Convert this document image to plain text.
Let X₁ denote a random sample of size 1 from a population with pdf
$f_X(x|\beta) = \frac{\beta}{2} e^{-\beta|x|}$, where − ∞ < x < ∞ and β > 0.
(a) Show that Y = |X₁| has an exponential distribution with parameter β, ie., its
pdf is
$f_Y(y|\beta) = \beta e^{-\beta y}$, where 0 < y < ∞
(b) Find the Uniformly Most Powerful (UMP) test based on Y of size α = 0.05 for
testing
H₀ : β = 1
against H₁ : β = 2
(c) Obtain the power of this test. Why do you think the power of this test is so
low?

============

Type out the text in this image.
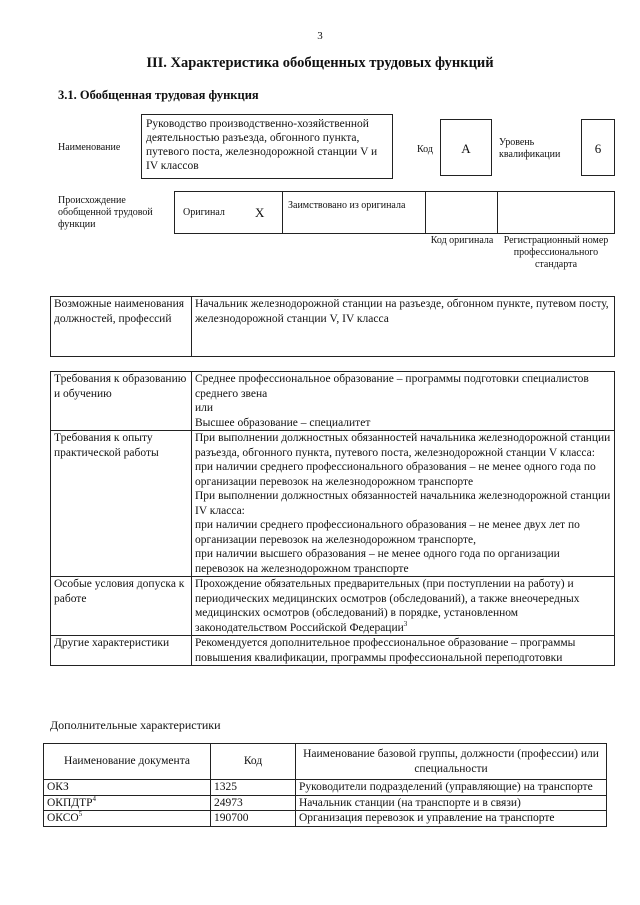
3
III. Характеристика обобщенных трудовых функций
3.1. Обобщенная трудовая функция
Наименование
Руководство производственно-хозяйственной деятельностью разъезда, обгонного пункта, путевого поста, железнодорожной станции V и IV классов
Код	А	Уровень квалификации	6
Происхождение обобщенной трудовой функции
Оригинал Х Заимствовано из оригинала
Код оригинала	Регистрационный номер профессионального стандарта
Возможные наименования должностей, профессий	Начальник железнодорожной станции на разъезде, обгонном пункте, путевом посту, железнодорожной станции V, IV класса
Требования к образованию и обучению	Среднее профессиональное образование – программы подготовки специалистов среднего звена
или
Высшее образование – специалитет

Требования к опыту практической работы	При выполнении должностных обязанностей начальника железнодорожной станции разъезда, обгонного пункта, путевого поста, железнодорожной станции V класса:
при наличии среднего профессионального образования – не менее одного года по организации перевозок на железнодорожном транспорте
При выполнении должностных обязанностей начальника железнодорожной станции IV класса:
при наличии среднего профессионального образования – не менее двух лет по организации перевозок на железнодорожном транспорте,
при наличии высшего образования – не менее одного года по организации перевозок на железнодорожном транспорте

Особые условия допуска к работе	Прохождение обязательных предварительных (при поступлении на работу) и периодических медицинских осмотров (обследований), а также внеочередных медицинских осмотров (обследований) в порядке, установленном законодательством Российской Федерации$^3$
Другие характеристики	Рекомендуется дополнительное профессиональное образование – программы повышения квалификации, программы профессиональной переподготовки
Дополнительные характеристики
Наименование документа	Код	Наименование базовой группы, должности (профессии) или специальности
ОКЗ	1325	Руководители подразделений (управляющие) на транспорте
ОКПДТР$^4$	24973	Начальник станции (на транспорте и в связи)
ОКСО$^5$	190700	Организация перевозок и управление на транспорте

============

Aim of the task
State the number of lines that contain the string "квалификации", with no other words.

Task solution
2